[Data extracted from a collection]
#####
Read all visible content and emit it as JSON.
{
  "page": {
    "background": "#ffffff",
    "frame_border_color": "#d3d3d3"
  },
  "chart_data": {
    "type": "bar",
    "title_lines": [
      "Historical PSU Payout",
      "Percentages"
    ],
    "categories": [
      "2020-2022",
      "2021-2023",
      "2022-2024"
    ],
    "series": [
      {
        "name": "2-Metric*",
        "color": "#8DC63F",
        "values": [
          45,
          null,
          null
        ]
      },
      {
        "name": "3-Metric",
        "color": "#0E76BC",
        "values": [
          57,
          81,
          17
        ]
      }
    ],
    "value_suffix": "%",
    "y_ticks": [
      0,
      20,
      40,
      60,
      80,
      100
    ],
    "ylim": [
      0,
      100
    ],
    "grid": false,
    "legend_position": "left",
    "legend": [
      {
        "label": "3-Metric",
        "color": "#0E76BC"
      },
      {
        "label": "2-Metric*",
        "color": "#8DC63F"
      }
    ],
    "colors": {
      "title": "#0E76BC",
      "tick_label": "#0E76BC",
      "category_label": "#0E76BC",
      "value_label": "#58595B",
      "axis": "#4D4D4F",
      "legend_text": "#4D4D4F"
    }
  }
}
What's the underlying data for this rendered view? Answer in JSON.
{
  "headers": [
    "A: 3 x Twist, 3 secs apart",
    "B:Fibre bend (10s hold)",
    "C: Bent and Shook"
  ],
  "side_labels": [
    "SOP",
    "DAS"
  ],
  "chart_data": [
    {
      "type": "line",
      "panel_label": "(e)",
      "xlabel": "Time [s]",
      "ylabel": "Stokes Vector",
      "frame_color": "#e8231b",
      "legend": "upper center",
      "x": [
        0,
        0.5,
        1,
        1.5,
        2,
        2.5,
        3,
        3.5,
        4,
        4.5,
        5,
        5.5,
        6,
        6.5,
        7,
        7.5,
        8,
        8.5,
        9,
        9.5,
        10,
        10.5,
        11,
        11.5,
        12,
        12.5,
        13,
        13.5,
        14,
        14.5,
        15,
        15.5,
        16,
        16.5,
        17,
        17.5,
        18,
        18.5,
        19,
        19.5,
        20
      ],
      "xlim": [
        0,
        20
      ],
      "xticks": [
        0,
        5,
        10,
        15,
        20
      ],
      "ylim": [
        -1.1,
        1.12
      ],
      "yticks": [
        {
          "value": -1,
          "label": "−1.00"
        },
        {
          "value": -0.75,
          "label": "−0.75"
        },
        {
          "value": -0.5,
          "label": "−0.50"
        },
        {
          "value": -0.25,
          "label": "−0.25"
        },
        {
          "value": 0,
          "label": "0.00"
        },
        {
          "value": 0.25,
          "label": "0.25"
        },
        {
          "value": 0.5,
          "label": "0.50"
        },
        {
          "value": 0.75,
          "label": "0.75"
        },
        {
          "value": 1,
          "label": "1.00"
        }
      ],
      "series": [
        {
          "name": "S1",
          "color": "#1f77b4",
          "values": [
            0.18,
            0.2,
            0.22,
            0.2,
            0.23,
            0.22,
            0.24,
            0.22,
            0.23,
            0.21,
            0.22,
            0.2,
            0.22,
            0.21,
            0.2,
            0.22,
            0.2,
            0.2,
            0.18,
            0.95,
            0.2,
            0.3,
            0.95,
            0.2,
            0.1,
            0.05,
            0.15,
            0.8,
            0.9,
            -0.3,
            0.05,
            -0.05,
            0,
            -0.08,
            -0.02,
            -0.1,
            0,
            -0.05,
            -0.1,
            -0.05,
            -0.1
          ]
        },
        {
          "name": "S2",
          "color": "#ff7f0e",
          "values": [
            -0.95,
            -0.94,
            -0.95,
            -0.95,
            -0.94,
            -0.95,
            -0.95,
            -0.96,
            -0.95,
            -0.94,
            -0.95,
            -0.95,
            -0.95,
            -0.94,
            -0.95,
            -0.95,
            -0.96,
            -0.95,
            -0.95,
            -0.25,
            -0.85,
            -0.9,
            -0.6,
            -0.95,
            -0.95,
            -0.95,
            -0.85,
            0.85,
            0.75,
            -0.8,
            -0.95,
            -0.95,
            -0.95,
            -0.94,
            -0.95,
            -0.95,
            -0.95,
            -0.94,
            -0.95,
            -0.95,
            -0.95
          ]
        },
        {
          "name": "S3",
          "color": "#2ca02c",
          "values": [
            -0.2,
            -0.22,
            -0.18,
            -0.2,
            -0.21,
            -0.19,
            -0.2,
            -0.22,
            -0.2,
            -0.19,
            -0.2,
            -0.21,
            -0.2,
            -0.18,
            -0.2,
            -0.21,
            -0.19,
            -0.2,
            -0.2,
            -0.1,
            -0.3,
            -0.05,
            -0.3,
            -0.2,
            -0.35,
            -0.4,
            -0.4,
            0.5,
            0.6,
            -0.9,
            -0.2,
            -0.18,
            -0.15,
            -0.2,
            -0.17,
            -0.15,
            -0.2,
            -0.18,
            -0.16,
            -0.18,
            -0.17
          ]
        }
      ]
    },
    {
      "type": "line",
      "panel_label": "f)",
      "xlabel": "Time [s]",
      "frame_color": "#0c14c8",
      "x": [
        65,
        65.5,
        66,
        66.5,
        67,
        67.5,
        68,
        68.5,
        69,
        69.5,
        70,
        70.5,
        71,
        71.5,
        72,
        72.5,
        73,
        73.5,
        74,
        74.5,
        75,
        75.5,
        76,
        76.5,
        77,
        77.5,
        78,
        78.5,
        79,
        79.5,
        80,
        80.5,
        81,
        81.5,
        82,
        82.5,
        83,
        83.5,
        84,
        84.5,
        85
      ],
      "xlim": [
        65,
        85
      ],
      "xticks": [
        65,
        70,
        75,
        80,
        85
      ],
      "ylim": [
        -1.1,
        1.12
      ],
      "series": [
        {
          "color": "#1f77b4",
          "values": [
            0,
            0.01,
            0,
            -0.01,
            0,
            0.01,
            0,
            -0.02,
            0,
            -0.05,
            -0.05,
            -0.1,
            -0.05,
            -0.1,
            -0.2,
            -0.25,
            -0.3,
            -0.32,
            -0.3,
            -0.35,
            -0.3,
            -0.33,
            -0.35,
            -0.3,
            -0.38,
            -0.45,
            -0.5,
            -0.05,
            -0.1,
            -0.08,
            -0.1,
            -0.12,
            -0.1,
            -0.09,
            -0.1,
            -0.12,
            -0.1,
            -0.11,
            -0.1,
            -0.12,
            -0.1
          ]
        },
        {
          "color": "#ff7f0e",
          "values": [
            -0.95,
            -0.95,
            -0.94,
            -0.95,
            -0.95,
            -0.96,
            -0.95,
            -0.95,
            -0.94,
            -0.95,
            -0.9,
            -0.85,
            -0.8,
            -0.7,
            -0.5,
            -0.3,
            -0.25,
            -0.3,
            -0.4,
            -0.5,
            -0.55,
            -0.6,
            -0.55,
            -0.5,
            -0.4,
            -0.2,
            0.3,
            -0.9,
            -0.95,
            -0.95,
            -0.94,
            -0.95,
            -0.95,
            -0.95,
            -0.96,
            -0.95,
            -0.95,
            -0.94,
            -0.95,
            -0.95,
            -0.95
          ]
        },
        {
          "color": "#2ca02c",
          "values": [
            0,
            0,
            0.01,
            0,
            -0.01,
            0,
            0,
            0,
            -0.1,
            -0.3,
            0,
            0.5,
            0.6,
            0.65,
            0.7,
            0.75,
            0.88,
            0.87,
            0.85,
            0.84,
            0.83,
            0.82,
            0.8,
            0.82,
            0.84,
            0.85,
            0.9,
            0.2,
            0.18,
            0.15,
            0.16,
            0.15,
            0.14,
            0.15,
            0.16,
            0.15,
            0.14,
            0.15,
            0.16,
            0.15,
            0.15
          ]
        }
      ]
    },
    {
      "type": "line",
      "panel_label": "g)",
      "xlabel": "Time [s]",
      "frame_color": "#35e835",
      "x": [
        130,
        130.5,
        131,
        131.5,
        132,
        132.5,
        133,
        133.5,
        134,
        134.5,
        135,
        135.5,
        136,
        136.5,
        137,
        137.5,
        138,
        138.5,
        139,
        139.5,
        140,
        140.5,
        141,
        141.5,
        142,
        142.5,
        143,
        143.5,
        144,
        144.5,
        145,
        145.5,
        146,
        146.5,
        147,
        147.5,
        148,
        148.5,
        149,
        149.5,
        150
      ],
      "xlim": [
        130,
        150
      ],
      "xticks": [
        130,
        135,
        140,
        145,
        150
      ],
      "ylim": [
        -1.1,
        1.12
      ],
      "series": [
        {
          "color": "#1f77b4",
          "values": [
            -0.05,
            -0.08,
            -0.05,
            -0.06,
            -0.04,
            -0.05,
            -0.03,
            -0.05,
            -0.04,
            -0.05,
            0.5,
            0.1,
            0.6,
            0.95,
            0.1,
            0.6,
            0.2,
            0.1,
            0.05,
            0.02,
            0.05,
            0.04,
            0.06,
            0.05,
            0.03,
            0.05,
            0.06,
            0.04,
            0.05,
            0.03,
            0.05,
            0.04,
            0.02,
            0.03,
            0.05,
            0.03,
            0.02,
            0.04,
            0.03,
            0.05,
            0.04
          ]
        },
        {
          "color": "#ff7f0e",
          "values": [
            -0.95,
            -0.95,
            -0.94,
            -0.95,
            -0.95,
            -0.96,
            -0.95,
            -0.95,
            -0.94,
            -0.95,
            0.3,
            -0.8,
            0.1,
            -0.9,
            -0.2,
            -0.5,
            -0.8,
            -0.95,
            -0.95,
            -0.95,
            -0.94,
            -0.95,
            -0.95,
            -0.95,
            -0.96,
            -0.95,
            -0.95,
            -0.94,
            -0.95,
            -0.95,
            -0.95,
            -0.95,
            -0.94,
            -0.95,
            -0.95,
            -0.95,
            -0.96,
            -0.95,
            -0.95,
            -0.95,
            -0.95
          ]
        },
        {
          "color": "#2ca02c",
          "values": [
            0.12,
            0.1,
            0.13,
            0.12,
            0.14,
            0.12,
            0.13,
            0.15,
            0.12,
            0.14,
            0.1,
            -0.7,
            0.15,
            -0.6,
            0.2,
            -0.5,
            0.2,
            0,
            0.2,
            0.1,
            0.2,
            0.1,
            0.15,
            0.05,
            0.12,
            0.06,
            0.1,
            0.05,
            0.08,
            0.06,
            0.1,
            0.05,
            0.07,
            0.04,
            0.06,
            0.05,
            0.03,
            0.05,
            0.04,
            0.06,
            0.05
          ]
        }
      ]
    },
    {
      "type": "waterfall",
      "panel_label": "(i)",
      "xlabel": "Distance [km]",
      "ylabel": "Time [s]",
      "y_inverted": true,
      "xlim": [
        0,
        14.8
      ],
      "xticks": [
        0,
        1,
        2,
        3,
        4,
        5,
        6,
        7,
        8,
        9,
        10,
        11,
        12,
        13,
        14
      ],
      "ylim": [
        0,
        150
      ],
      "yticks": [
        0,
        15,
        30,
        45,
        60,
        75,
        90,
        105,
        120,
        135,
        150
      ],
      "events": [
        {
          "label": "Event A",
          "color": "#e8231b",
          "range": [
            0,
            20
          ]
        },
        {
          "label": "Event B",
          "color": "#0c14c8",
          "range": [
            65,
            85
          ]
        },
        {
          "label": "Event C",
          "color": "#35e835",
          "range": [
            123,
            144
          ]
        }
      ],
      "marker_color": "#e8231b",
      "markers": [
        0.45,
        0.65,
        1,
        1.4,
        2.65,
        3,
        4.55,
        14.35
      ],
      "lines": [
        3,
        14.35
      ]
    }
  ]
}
#####
Exercise instructions
Where a line above holds the string "name", show that line.

Response for this exercise
        "name": "2-Metric*",
        "name": "3-Metric",
          "name": "S1",
          "name": "S2",
          "name": "S3",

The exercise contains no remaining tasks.